| Selected excerpt |
----

Student Activities


The Current Situation of Syrian Conflict

Seminar & Lectures

Graduate School of Global Studies   Toshie INUI

Date: June 17 (Mon), 2013
Venue: IMADEGAWA (Karasuma Campus), Shikokan SK119
Theme: "The Current Situation of Syrian Conflict"
Lecturer: Dr. Ko Nakata (Former Professor of Doshisha University) and Mr.Kosuke Tsuneoka (Freelance Journalist)


Prof. Naito, Dean of the Graduate School of Global Studies, mentioned at the opening of the lecture that the conflict in Syria is the biggest humanitarian crisis in the twenty-first century. It is impossible to send GRM students to Syria at present, but the time when they will think about the post-conflict era of Syria will come in the future. Thus, it is important to know the current situation of Syria through the people who experienced the place where the conflict is going on.

----

| Recorded data |
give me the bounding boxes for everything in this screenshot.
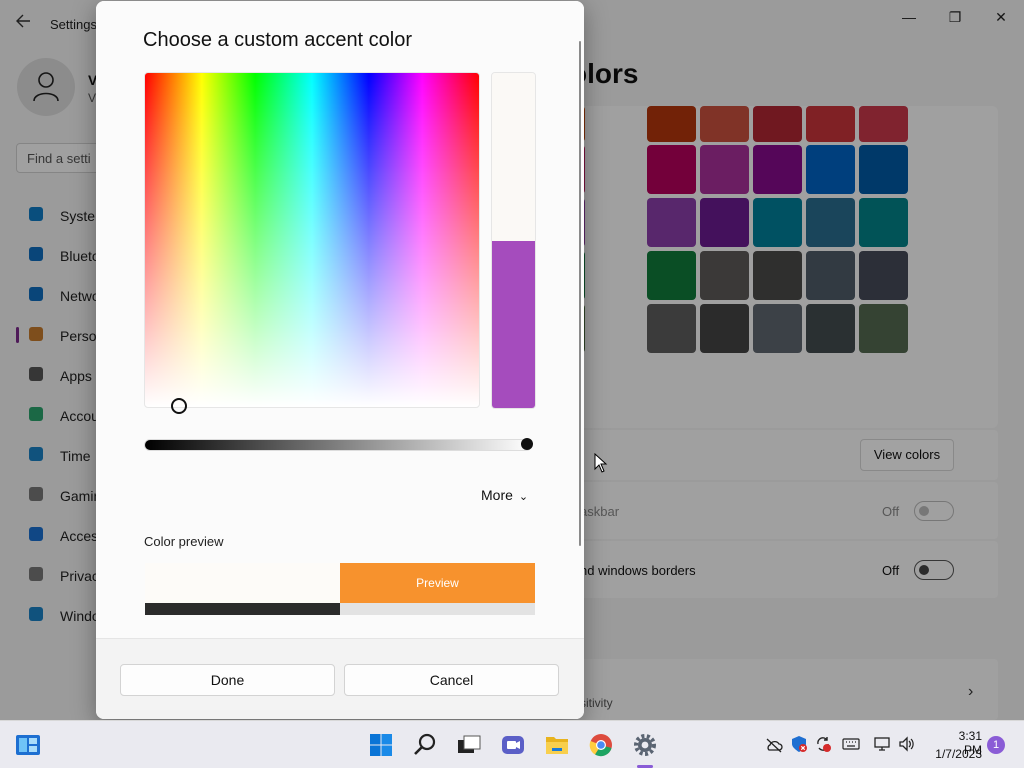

----

| Set problem |
From the seminar report above, copy out word for word the passage that opens with "Seminar & Lectures" and closes with "Tsuneoka (Freelance Journalist)".

| Final answer |
Seminar & Lectures

Graduate School of Global Studies   Toshie INUI

Date: June 17 (Mon), 2013
Venue: IMADEGAWA (Karasuma Campus), Shikokan SK119
Theme: "The Current Situation of Syrian Conflict"
Lecturer: Dr. Ko Nakata (Former Professor of Doshisha University) and Mr.Kosuke Tsuneoka (Freelance Journalist)